▸ **Prompt**
Give back exactly the lines from the one containing "Enumerate this screenshot's" through the end of the records, including both, and no others.

▸ **Supplied records**
▬▬▬
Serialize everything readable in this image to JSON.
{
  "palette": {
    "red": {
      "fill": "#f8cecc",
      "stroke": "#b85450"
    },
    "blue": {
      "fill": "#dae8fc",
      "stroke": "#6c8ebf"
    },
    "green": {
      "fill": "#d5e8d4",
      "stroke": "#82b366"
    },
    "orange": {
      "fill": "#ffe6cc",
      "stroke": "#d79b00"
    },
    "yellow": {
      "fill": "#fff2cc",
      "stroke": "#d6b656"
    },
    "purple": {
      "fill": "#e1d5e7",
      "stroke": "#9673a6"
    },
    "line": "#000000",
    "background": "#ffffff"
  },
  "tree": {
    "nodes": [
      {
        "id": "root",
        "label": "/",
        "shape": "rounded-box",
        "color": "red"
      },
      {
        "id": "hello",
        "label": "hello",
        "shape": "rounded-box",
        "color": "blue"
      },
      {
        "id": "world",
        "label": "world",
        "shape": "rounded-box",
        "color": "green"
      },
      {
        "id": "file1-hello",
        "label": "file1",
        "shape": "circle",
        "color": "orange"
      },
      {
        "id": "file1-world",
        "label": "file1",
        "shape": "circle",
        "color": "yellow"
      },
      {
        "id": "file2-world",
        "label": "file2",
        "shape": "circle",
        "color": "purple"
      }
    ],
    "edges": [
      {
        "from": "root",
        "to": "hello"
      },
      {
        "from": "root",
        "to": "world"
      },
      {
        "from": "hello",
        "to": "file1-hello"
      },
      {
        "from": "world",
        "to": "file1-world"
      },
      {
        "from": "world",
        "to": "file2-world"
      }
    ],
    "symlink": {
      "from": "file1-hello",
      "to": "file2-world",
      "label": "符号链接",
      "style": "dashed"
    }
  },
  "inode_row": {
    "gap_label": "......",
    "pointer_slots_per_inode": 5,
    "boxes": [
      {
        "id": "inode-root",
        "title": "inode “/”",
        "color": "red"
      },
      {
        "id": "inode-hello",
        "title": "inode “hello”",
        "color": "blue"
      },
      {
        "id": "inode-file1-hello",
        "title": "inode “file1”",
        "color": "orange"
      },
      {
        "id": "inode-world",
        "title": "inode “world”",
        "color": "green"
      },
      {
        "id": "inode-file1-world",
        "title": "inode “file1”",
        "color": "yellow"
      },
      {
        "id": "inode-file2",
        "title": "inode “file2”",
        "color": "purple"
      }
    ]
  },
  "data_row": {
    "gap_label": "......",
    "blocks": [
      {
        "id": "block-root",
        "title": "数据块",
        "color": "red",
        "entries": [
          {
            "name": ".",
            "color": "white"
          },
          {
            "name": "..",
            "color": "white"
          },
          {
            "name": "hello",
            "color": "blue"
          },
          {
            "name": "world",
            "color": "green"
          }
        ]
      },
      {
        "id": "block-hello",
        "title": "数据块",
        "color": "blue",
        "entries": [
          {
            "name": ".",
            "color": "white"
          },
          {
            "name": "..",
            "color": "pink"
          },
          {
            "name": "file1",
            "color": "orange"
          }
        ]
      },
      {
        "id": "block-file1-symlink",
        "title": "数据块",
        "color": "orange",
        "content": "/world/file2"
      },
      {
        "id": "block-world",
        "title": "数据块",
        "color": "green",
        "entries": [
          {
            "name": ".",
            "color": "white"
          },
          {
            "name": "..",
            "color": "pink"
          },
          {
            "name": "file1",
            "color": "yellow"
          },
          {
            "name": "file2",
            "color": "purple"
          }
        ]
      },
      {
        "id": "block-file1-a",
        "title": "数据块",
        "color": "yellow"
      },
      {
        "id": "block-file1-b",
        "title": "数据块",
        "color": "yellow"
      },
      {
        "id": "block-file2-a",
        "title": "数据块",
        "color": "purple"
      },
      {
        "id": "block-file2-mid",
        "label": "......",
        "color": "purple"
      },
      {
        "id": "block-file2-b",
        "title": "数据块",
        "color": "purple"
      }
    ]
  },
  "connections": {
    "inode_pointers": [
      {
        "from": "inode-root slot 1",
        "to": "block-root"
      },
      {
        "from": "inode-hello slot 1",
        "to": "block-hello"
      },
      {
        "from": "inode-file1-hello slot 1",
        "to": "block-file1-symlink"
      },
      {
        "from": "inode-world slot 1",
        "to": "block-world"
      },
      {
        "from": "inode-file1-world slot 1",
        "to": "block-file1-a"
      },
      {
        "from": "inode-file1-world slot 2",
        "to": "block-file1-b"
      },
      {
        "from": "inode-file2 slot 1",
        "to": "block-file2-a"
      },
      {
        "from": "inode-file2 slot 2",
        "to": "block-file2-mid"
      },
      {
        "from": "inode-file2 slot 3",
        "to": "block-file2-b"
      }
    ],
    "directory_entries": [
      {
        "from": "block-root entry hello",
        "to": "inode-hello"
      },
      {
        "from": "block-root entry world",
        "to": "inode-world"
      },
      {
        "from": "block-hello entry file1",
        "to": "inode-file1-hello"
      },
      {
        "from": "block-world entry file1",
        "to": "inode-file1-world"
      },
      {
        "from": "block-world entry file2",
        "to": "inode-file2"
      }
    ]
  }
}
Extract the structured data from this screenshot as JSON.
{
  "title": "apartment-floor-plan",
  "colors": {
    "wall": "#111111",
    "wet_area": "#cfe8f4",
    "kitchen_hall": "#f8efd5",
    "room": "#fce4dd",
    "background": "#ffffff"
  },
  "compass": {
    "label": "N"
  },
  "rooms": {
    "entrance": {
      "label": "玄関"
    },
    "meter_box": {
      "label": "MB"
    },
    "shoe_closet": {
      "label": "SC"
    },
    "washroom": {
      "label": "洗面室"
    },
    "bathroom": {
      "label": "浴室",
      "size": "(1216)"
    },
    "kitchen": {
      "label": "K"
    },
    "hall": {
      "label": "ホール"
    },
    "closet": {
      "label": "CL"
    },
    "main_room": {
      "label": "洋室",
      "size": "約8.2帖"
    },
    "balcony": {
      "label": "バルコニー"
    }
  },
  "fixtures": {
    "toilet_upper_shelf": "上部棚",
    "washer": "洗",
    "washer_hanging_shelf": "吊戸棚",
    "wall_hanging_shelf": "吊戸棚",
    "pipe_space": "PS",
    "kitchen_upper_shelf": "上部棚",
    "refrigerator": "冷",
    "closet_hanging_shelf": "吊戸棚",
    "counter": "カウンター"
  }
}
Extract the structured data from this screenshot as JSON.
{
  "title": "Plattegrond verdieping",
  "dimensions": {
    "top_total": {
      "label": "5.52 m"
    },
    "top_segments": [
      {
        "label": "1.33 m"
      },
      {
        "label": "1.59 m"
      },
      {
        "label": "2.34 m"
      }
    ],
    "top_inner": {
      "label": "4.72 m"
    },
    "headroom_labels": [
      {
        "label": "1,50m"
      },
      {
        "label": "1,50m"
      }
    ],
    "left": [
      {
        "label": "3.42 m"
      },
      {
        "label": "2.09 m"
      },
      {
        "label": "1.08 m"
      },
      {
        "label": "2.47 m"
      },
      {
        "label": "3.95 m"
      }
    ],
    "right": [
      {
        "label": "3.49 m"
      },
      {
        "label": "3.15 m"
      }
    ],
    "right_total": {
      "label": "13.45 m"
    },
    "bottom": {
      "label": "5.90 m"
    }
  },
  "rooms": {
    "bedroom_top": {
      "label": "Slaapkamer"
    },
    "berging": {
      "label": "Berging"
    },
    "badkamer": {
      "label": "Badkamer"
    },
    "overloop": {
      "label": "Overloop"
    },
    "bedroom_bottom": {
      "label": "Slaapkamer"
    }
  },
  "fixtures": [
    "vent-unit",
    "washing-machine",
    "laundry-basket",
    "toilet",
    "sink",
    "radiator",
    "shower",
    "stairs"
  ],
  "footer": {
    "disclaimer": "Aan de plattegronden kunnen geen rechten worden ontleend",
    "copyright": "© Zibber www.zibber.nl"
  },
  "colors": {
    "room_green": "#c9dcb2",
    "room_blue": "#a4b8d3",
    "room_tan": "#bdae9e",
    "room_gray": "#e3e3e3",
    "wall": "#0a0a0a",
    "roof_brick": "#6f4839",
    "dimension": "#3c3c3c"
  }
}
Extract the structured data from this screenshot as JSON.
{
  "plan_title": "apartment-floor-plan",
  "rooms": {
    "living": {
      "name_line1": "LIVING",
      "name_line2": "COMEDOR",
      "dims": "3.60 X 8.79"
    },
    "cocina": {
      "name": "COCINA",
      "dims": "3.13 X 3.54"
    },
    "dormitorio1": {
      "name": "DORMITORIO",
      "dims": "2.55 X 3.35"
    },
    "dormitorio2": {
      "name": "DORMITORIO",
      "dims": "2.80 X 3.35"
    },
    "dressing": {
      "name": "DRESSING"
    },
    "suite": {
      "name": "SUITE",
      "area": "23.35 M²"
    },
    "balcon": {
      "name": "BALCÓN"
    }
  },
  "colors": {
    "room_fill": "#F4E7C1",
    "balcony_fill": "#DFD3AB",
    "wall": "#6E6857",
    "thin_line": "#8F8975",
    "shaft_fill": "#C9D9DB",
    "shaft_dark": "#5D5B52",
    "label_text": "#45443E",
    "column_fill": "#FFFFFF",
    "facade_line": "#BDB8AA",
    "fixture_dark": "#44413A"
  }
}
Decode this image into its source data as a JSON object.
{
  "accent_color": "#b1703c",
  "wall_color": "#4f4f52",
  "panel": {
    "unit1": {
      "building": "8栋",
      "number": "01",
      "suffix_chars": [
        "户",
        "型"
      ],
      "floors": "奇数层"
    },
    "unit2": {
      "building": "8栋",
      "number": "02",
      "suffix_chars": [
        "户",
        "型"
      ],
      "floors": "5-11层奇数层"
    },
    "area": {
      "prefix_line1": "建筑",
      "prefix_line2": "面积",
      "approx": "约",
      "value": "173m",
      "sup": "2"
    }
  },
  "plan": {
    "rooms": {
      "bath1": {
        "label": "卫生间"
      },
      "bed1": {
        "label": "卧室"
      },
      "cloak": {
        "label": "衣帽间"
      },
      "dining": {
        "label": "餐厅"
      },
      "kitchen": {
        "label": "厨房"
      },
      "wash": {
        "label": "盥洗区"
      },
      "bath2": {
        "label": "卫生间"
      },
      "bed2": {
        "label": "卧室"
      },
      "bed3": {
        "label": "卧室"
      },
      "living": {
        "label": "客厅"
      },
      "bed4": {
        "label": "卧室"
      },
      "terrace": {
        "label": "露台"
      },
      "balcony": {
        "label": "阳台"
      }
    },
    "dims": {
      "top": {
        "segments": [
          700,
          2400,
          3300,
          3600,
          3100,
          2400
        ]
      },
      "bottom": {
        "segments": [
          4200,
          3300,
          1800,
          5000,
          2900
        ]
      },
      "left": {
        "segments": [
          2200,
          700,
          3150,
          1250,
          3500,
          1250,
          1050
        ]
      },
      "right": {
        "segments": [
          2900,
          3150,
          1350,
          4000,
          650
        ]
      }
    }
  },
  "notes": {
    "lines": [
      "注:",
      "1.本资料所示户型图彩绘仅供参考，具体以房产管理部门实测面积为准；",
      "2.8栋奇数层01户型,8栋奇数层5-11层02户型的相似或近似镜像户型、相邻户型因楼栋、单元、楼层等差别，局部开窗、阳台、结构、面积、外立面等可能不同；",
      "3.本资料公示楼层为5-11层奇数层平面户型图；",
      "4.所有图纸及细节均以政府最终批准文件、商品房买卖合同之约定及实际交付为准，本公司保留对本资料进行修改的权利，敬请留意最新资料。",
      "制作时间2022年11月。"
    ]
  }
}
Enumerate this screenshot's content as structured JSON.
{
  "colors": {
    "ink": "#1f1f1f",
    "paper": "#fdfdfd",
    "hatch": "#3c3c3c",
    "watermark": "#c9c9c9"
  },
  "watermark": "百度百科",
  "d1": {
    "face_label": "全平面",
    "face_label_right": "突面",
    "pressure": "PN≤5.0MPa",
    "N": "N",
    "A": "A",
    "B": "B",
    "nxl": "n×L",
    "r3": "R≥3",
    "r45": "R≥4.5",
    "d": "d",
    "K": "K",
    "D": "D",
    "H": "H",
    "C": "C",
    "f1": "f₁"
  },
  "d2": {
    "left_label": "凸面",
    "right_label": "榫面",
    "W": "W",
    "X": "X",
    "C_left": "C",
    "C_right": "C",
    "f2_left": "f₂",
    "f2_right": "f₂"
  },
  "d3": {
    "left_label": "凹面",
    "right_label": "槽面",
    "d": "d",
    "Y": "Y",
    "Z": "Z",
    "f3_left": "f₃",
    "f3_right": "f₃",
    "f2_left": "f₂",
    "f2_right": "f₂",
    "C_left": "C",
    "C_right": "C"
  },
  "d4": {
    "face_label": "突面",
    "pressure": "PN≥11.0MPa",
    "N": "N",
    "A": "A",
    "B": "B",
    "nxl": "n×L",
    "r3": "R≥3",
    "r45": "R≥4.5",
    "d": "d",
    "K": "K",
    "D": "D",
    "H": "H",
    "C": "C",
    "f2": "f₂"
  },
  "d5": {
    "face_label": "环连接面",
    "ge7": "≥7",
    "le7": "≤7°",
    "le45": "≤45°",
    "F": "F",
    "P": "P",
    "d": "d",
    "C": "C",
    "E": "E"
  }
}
▬▬▬
▸ **Written answer**
Enumerate this screenshot's content as structured JSON.
{
  "colors": {
    "ink": "#1f1f1f",
    "paper": "#fdfdfd",
    "hatch": "#3c3c3c",
    "watermark": "#c9c9c9"
  },
  "watermark": "百度百科",
  "d1": {
    "face_label": "全平面",
    "face_label_right": "突面",
    "pressure": "PN≤5.0MPa",
    "N": "N",
    "A": "A",
    "B": "B",
    "nxl": "n×L",
    "r3": "R≥3",
    "r45": "R≥4.5",
    "d": "d",
    "K": "K",
    "D": "D",
    "H": "H",
    "C": "C",
    "f1": "f₁"
  },
  "d2": {
    "left_label": "凸面",
    "right_label": "榫面",
    "W": "W",
    "X": "X",
    "C_left": "C",
    "C_right": "C",
    "f2_left": "f₂",
    "f2_right": "f₂"
  },
  "d3": {
    "left_label": "凹面",
    "right_label": "槽面",
    "d": "d",
    "Y": "Y",
    "Z": "Z",
    "f3_left": "f₃",
    "f3_right": "f₃",
    "f2_left": "f₂",
    "f2_right": "f₂",
    "C_left": "C",
    "C_right": "C"
  },
  "d4": {
    "face_label": "突面",
    "pressure": "PN≥11.0MPa",
    "N": "N",
    "A": "A",
    "B": "B",
    "nxl": "n×L",
    "r3": "R≥3",
    "r45": "R≥4.5",
    "d": "d",
    "K": "K",
    "D": "D",
    "H": "H",
    "C": "C",
    "f2": "f₂"
  },
  "d5": {
    "face_label": "环连接面",
    "ge7": "≥7",
    "le7": "≤7°",
    "le45": "≤45°",
    "F": "F",
    "P": "P",
    "d": "d",
    "C": "C",
    "E": "E"
  }
}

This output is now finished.